Could you copy out all the lines in the material below where the word "title" occurs?
◆ ◆ ◆ ◆
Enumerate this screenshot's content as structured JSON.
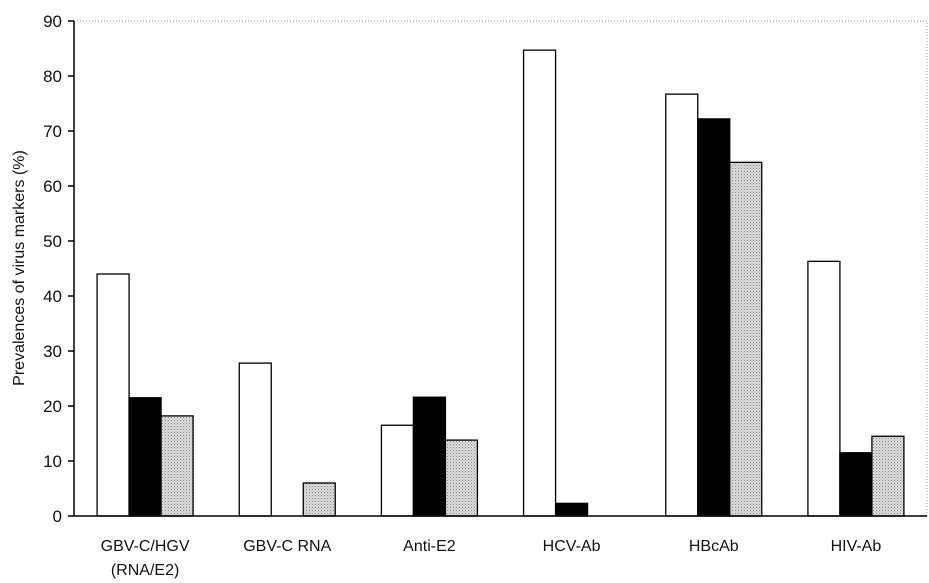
{
  "chart_data": {
    "type": "bar",
    "title": "",
    "xlabel": "",
    "ylabel": "Prevalences of virus markers (%)",
    "ylim": [
      0,
      90
    ],
    "yticks": [
      0,
      10,
      20,
      30,
      40,
      50,
      60,
      70,
      80,
      90
    ],
    "grid": false,
    "legend": "none",
    "categories": [
      [
        "GBV-C/HGV",
        "(RNA/E2)"
      ],
      [
        "GBV-C RNA"
      ],
      [
        "Anti-E2"
      ],
      [
        "HCV-Ab"
      ],
      [
        "HBcAb"
      ],
      [
        "HIV-Ab"
      ]
    ],
    "series": [
      {
        "values": [
          44.0,
          27.8,
          16.5,
          84.7,
          76.7,
          46.3
        ],
        "color": "#ffffff"
      },
      {
        "values": [
          21.5,
          0,
          21.6,
          2.3,
          72.2,
          11.5
        ],
        "color": "#000000"
      },
      {
        "values": [
          18.2,
          6.0,
          13.8,
          0,
          64.3,
          14.5
        ],
        "color": "#c8c8c8"
      }
    ]
  }
}
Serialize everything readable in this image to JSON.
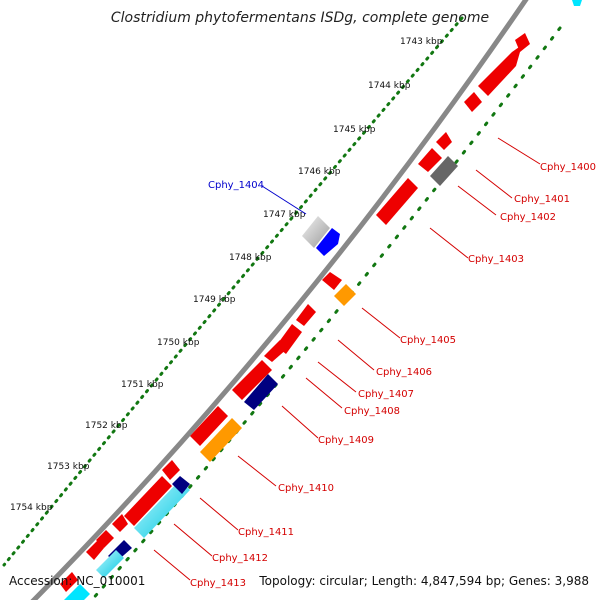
{
  "title": "Clostridium phytofermentans ISDg, complete genome",
  "footer": {
    "accession": "Accession: NC_010001",
    "summary": "Topology: circular; Length: 4,847,594 bp; Genes: 3,988"
  },
  "kbp_ticks": [
    "1743 kbp",
    "1744 kbp",
    "1745 kbp",
    "1746 kbp",
    "1747 kbp",
    "1748 kbp",
    "1749 kbp",
    "1750 kbp",
    "1751 kbp",
    "1752 kbp",
    "1753 kbp",
    "1754 kbp"
  ],
  "gene_labels": [
    {
      "text": "Cphy_1400",
      "color": "#d40000"
    },
    {
      "text": "Cphy_1401",
      "color": "#d40000"
    },
    {
      "text": "Cphy_1402",
      "color": "#d40000"
    },
    {
      "text": "Cphy_1403",
      "color": "#d40000"
    },
    {
      "text": "Cphy_1404",
      "color": "#0000cc"
    },
    {
      "text": "Cphy_1405",
      "color": "#d40000"
    },
    {
      "text": "Cphy_1406",
      "color": "#d40000"
    },
    {
      "text": "Cphy_1407",
      "color": "#d40000"
    },
    {
      "text": "Cphy_1408",
      "color": "#d40000"
    },
    {
      "text": "Cphy_1409",
      "color": "#d40000"
    },
    {
      "text": "Cphy_1410",
      "color": "#d40000"
    },
    {
      "text": "Cphy_1411",
      "color": "#d40000"
    },
    {
      "text": "Cphy_1412",
      "color": "#d40000"
    },
    {
      "text": "Cphy_1413",
      "color": "#d40000"
    }
  ],
  "colors": {
    "gene_red": "#ee0000",
    "gene_orange": "#ff9900",
    "gene_blue": "#0000ff",
    "gene_navy": "#000080",
    "gene_gray": "#777777",
    "gene_light_gray": "#cccccc",
    "gene_cyan": "#00e5ff",
    "backbone": "#888888",
    "dotted_track": "#117711"
  }
}
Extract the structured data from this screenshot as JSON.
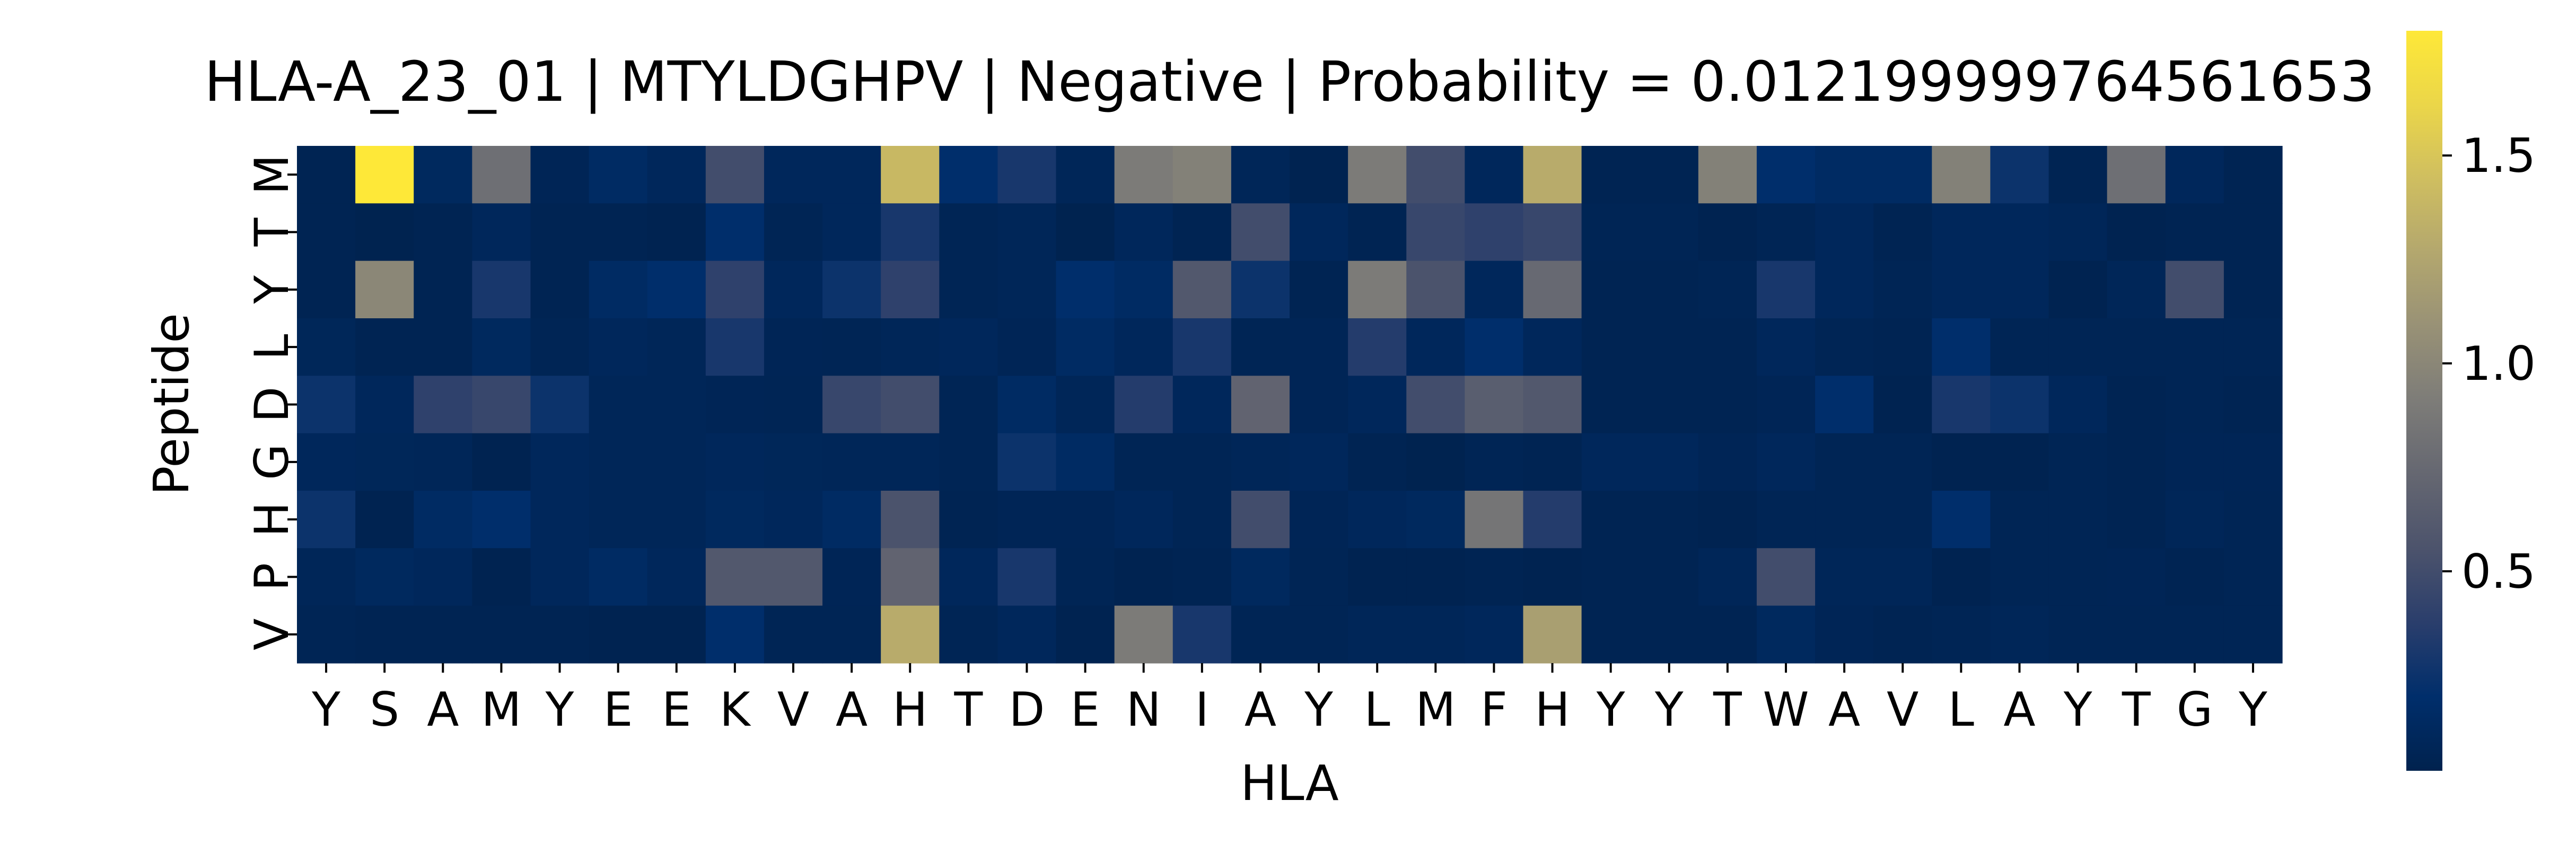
{
  "chart_data": {
    "type": "heatmap",
    "title": "HLA-A_23_01 | MTYLDGHPV | Negative | Probability = 0.012199999764561653",
    "xlabel": "HLA",
    "ylabel": "Peptide",
    "x_categories": [
      "Y",
      "S",
      "A",
      "M",
      "Y",
      "E",
      "E",
      "K",
      "V",
      "A",
      "H",
      "T",
      "D",
      "E",
      "N",
      "I",
      "A",
      "Y",
      "L",
      "M",
      "F",
      "H",
      "Y",
      "Y",
      "T",
      "W",
      "A",
      "V",
      "L",
      "A",
      "Y",
      "T",
      "G",
      "Y"
    ],
    "y_categories": [
      "M",
      "T",
      "Y",
      "L",
      "D",
      "G",
      "H",
      "P",
      "V"
    ],
    "colormap": "cividis",
    "colorbar": {
      "vmin": 0.02,
      "vmax": 1.8,
      "ticks": [
        0.5,
        1.0,
        1.5
      ],
      "tick_labels": [
        "0.5",
        "1.0",
        "1.5"
      ]
    },
    "values": [
      [
        0.05,
        1.8,
        0.12,
        0.8,
        0.07,
        0.15,
        0.1,
        0.5,
        0.1,
        0.1,
        1.4,
        0.2,
        0.3,
        0.08,
        0.9,
        0.95,
        0.08,
        0.04,
        0.9,
        0.5,
        0.1,
        1.3,
        0.05,
        0.05,
        0.95,
        0.2,
        0.15,
        0.15,
        0.95,
        0.25,
        0.05,
        0.8,
        0.1,
        0.05
      ],
      [
        0.05,
        0.03,
        0.05,
        0.1,
        0.05,
        0.05,
        0.04,
        0.2,
        0.06,
        0.1,
        0.3,
        0.06,
        0.08,
        0.03,
        0.1,
        0.05,
        0.5,
        0.1,
        0.05,
        0.45,
        0.4,
        0.45,
        0.06,
        0.06,
        0.04,
        0.06,
        0.1,
        0.05,
        0.1,
        0.1,
        0.08,
        0.04,
        0.05,
        0.05
      ],
      [
        0.05,
        1.0,
        0.05,
        0.3,
        0.05,
        0.15,
        0.2,
        0.4,
        0.1,
        0.25,
        0.4,
        0.06,
        0.08,
        0.2,
        0.15,
        0.6,
        0.25,
        0.05,
        0.9,
        0.55,
        0.1,
        0.75,
        0.05,
        0.05,
        0.06,
        0.3,
        0.1,
        0.06,
        0.1,
        0.1,
        0.04,
        0.08,
        0.5,
        0.05
      ],
      [
        0.09,
        0.05,
        0.05,
        0.12,
        0.06,
        0.1,
        0.08,
        0.3,
        0.07,
        0.06,
        0.08,
        0.1,
        0.07,
        0.15,
        0.1,
        0.3,
        0.06,
        0.07,
        0.35,
        0.1,
        0.2,
        0.1,
        0.05,
        0.05,
        0.05,
        0.1,
        0.06,
        0.05,
        0.2,
        0.06,
        0.06,
        0.06,
        0.06,
        0.06
      ],
      [
        0.25,
        0.1,
        0.4,
        0.45,
        0.25,
        0.08,
        0.08,
        0.07,
        0.06,
        0.45,
        0.5,
        0.06,
        0.15,
        0.08,
        0.35,
        0.1,
        0.7,
        0.07,
        0.1,
        0.5,
        0.65,
        0.6,
        0.05,
        0.05,
        0.05,
        0.07,
        0.2,
        0.04,
        0.3,
        0.25,
        0.1,
        0.05,
        0.06,
        0.05
      ],
      [
        0.1,
        0.09,
        0.08,
        0.04,
        0.1,
        0.08,
        0.08,
        0.1,
        0.09,
        0.08,
        0.08,
        0.06,
        0.25,
        0.15,
        0.06,
        0.06,
        0.08,
        0.1,
        0.05,
        0.03,
        0.06,
        0.05,
        0.1,
        0.1,
        0.07,
        0.1,
        0.06,
        0.06,
        0.04,
        0.04,
        0.06,
        0.05,
        0.07,
        0.07
      ],
      [
        0.25,
        0.04,
        0.15,
        0.2,
        0.1,
        0.08,
        0.08,
        0.12,
        0.1,
        0.15,
        0.55,
        0.05,
        0.07,
        0.07,
        0.1,
        0.06,
        0.5,
        0.07,
        0.1,
        0.12,
        0.85,
        0.35,
        0.05,
        0.05,
        0.04,
        0.06,
        0.06,
        0.06,
        0.2,
        0.06,
        0.06,
        0.05,
        0.08,
        0.06
      ],
      [
        0.08,
        0.12,
        0.1,
        0.04,
        0.1,
        0.15,
        0.1,
        0.6,
        0.6,
        0.07,
        0.7,
        0.1,
        0.3,
        0.06,
        0.04,
        0.05,
        0.12,
        0.06,
        0.04,
        0.04,
        0.05,
        0.04,
        0.05,
        0.05,
        0.08,
        0.5,
        0.08,
        0.08,
        0.04,
        0.06,
        0.06,
        0.07,
        0.05,
        0.06
      ],
      [
        0.06,
        0.05,
        0.05,
        0.05,
        0.05,
        0.04,
        0.04,
        0.2,
        0.06,
        0.06,
        1.3,
        0.06,
        0.1,
        0.04,
        0.9,
        0.3,
        0.06,
        0.06,
        0.08,
        0.08,
        0.1,
        1.2,
        0.05,
        0.05,
        0.05,
        0.12,
        0.07,
        0.05,
        0.06,
        0.08,
        0.06,
        0.06,
        0.06,
        0.06
      ]
    ]
  }
}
◆ ◆ ◆ ◆
_Worked solution_
    "title": "",
  "title": "Clostridium phytofermentans ISDg, complete genome",
    "title": "HLA-A_23_01 | MTYLDGHPV | Negative | Probability = 0.012199999764561653",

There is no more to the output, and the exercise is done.